• Records shown

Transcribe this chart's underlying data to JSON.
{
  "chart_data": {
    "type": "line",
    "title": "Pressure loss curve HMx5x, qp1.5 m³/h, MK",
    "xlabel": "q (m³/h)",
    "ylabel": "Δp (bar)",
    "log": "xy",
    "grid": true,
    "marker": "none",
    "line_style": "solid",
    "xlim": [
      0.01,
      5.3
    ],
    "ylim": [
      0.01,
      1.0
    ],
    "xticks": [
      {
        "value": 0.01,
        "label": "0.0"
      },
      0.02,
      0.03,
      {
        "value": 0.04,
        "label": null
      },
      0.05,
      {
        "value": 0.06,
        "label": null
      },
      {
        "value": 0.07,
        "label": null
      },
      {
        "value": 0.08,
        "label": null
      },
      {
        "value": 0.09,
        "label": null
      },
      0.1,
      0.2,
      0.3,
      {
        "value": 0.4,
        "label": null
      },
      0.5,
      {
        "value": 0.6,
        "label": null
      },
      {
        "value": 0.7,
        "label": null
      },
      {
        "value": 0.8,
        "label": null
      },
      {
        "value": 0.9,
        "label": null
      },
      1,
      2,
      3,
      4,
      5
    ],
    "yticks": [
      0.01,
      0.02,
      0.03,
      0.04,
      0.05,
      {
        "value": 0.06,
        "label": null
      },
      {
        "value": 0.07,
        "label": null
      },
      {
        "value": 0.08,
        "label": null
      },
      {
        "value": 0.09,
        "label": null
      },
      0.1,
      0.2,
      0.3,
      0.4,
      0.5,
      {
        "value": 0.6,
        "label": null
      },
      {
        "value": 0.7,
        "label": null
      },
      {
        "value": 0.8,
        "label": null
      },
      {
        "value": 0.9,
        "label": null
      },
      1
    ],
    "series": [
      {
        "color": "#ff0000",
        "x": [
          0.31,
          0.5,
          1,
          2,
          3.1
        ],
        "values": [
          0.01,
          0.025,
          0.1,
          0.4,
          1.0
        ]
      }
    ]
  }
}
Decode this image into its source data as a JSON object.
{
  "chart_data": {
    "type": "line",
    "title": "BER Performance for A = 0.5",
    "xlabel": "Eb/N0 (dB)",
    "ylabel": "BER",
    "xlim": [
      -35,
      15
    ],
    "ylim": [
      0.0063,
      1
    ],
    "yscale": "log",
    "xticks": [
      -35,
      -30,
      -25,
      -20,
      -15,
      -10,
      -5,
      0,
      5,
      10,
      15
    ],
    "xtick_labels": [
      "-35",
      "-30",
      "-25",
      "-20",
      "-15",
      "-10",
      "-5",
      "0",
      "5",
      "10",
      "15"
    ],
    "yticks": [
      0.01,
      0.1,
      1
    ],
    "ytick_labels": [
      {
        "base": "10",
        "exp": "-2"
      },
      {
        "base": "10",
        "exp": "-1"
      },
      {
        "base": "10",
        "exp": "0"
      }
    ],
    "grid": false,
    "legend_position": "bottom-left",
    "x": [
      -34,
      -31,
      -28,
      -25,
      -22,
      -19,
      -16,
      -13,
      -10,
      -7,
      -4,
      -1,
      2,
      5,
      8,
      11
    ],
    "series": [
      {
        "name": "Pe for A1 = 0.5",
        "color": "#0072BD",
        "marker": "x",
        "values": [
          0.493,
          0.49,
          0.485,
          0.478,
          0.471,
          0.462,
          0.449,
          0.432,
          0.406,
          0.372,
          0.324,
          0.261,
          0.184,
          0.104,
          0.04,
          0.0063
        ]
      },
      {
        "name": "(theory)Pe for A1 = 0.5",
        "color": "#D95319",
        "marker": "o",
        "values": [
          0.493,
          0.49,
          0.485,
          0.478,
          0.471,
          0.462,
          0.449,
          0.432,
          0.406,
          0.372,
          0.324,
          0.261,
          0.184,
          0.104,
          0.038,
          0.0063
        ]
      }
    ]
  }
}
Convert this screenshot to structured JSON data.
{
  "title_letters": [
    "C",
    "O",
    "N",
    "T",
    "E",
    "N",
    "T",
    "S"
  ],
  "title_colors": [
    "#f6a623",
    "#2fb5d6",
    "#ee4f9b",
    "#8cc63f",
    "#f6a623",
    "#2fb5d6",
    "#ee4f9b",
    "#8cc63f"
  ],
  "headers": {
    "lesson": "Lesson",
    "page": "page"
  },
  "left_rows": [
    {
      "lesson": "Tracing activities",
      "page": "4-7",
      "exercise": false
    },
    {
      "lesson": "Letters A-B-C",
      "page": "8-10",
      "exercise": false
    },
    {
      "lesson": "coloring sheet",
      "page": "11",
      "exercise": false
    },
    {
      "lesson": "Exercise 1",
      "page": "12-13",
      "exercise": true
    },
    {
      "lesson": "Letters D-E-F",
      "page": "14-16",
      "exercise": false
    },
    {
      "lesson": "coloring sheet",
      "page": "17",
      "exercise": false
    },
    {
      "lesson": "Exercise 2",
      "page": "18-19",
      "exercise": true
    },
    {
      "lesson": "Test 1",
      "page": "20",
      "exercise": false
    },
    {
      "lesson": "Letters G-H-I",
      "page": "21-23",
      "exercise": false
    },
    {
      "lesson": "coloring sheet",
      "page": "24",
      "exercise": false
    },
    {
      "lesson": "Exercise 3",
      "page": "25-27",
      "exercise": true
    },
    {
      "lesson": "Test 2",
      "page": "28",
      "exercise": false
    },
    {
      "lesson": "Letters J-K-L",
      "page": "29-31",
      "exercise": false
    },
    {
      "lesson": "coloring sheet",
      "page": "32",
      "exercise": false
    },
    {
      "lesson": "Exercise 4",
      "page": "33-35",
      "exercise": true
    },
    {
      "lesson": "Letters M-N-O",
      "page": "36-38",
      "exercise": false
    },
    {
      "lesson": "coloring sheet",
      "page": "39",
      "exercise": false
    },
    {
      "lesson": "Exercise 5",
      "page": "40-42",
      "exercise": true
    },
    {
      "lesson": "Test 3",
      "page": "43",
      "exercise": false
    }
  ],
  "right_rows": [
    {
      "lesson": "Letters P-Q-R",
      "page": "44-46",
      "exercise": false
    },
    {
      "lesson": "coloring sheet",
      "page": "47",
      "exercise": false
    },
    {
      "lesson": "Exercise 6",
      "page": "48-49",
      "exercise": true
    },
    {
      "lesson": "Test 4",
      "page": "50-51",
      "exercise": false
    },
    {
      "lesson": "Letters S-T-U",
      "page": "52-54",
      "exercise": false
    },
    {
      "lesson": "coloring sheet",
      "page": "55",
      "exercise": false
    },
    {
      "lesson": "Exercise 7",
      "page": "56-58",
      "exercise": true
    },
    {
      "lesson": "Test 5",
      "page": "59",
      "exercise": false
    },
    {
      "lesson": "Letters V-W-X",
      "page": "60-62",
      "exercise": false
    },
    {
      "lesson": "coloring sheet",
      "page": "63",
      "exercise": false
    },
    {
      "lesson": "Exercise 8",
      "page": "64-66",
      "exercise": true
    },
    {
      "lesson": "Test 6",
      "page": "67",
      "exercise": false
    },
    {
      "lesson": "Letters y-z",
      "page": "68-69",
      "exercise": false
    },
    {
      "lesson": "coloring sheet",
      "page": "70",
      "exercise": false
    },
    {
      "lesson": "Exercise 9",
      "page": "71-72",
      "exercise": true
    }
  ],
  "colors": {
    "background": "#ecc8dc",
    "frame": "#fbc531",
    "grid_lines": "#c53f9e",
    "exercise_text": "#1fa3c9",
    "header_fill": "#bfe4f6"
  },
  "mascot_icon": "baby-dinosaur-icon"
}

• Task statement
Extract each line of the material exactly as it stands.

• Expected answer
Transcribe this chart's underlying data to JSON.
{
  "chart_data": {
    "type": "line",
    "title": "Pressure loss curve HMx5x, qp1.5 m³/h, MK",
    "xlabel": "q (m³/h)",
    "ylabel": "Δp (bar)",
    "log": "xy",
    "grid": true,
    "marker": "none",
    "line_style": "solid",
    "xlim": [
      0.01,
      5.3
    ],
    "ylim": [
      0.01,
      1.0
    ],
    "xticks": [
      {
        "value": 0.01,
        "label": "0.0"
      },
      0.02,
      0.03,
      {
        "value": 0.04,
        "label": null
      },
      0.05,
      {
        "value": 0.06,
        "label": null
      },
      {
        "value": 0.07,
        "label": null
      },
      {
        "value": 0.08,
        "label": null
      },
      {
        "value": 0.09,
        "label": null
      },
      0.1,
      0.2,
      0.3,
      {
        "value": 0.4,
        "label": null
      },
      0.5,
      {
        "value": 0.6,
        "label": null
      },
      {
        "value": 0.7,
        "label": null
      },
      {
        "value": 0.8,
        "label": null
      },
      {
        "value": 0.9,
        "label": null
      },
      1,
      2,
      3,
      4,
      5
    ],
    "yticks": [
      0.01,
      0.02,
      0.03,
      0.04,
      0.05,
      {
        "value": 0.06,
        "label": null
      },
      {
        "value": 0.07,
        "label": null
      },
      {
        "value": 0.08,
        "label": null
      },
      {
        "value": 0.09,
        "label": null
      },
      0.1,
      0.2,
      0.3,
      0.4,
      0.5,
      {
        "value": 0.6,
        "label": null
      },
      {
        "value": 0.7,
        "label": null
      },
      {
        "value": 0.8,
        "label": null
      },
      {
        "value": 0.9,
        "label": null
      },
      1
    ],
    "series": [
      {
        "color": "#ff0000",
        "x": [
          0.31,
          0.5,
          1,
          2,
          3.1
        ],
        "values": [
          0.01,
          0.025,
          0.1,
          0.4,
          1.0
        ]
      }
    ]
  }
}
Decode this image into its source data as a JSON object.
{
  "chart_data": {
    "type": "line",
    "title": "BER Performance for A = 0.5",
    "xlabel": "Eb/N0 (dB)",
    "ylabel": "BER",
    "xlim": [
      -35,
      15
    ],
    "ylim": [
      0.0063,
      1
    ],
    "yscale": "log",
    "xticks": [
      -35,
      -30,
      -25,
      -20,
      -15,
      -10,
      -5,
      0,
      5,
      10,
      15
    ],
    "xtick_labels": [
      "-35",
      "-30",
      "-25",
      "-20",
      "-15",
      "-10",
      "-5",
      "0",
      "5",
      "10",
      "15"
    ],
    "yticks": [
      0.01,
      0.1,
      1
    ],
    "ytick_labels": [
      {
        "base": "10",
        "exp": "-2"
      },
      {
        "base": "10",
        "exp": "-1"
      },
      {
        "base": "10",
        "exp": "0"
      }
    ],
    "grid": false,
    "legend_position": "bottom-left",
    "x": [
      -34,
      -31,
      -28,
      -25,
      -22,
      -19,
      -16,
      -13,
      -10,
      -7,
      -4,
      -1,
      2,
      5,
      8,
      11
    ],
    "series": [
      {
        "name": "Pe for A1 = 0.5",
        "color": "#0072BD",
        "marker": "x",
        "values": [
          0.493,
          0.49,
          0.485,
          0.478,
          0.471,
          0.462,
          0.449,
          0.432,
          0.406,
          0.372,
          0.324,
          0.261,
          0.184,
          0.104,
          0.04,
          0.0063
        ]
      },
      {
        "name": "(theory)Pe for A1 = 0.5",
        "color": "#D95319",
        "marker": "o",
        "values": [
          0.493,
          0.49,
          0.485,
          0.478,
          0.471,
          0.462,
          0.449,
          0.432,
          0.406,
          0.372,
          0.324,
          0.261,
          0.184,
          0.104,
          0.038,
          0.0063
        ]
      }
    ]
  }
}
Convert this screenshot to structured JSON data.
{
  "title_letters": [
    "C",
    "O",
    "N",
    "T",
    "E",
    "N",
    "T",
    "S"
  ],
  "title_colors": [
    "#f6a623",
    "#2fb5d6",
    "#ee4f9b",
    "#8cc63f",
    "#f6a623",
    "#2fb5d6",
    "#ee4f9b",
    "#8cc63f"
  ],
  "headers": {
    "lesson": "Lesson",
    "page": "page"
  },
  "left_rows": [
    {
      "lesson": "Tracing activities",
      "page": "4-7",
      "exercise": false
    },
    {
      "lesson": "Letters A-B-C",
      "page": "8-10",
      "exercise": false
    },
    {
      "lesson": "coloring sheet",
      "page": "11",
      "exercise": false
    },
    {
      "lesson": "Exercise 1",
      "page": "12-13",
      "exercise": true
    },
    {
      "lesson": "Letters D-E-F",
      "page": "14-16",
      "exercise": false
    },
    {
      "lesson": "coloring sheet",
      "page": "17",
      "exercise": false
    },
    {
      "lesson": "Exercise 2",
      "page": "18-19",
      "exercise": true
    },
    {
      "lesson": "Test 1",
      "page": "20",
      "exercise": false
    },
    {
      "lesson": "Letters G-H-I",
      "page": "21-23",
      "exercise": false
    },
    {
      "lesson": "coloring sheet",
      "page": "24",
      "exercise": false
    },
    {
      "lesson": "Exercise 3",
      "page": "25-27",
      "exercise": true
    },
    {
      "lesson": "Test 2",
      "page": "28",
      "exercise": false
    },
    {
      "lesson": "Letters J-K-L",
      "page": "29-31",
      "exercise": false
    },
    {
      "lesson": "coloring sheet",
      "page": "32",
      "exercise": false
    },
    {
      "lesson": "Exercise 4",
      "page": "33-35",
      "exercise": true
    },
    {
      "lesson": "Letters M-N-O",
      "page": "36-38",
      "exercise": false
    },
    {
      "lesson": "coloring sheet",
      "page": "39",
      "exercise": false
    },
    {
      "lesson": "Exercise 5",
      "page": "40-42",
      "exercise": true
    },
    {
      "lesson": "Test 3",
      "page": "43",
      "exercise": false
    }
  ],
  "right_rows": [
    {
      "lesson": "Letters P-Q-R",
      "page": "44-46",
      "exercise": false
    },
    {
      "lesson": "coloring sheet",
      "page": "47",
      "exercise": false
    },
    {
      "lesson": "Exercise 6",
      "page": "48-49",
      "exercise": true
    },
    {
      "lesson": "Test 4",
      "page": "50-51",
      "exercise": false
    },
    {
      "lesson": "Letters S-T-U",
      "page": "52-54",
      "exercise": false
    },
    {
      "lesson": "coloring sheet",
      "page": "55",
      "exercise": false
    },
    {
      "lesson": "Exercise 7",
      "page": "56-58",
      "exercise": true
    },
    {
      "lesson": "Test 5",
      "page": "59",
      "exercise": false
    },
    {
      "lesson": "Letters V-W-X",
      "page": "60-62",
      "exercise": false
    },
    {
      "lesson": "coloring sheet",
      "page": "63",
      "exercise": false
    },
    {
      "lesson": "Exercise 8",
      "page": "64-66",
      "exercise": true
    },
    {
      "lesson": "Test 6",
      "page": "67",
      "exercise": false
    },
    {
      "lesson": "Letters y-z",
      "page": "68-69",
      "exercise": false
    },
    {
      "lesson": "coloring sheet",
      "page": "70",
      "exercise": false
    },
    {
      "lesson": "Exercise 9",
      "page": "71-72",
      "exercise": true
    }
  ],
  "colors": {
    "background": "#ecc8dc",
    "frame": "#fbc531",
    "grid_lines": "#c53f9e",
    "exercise_text": "#1fa3c9",
    "header_fill": "#bfe4f6"
  },
  "mascot_icon": "baby-dinosaur-icon"
}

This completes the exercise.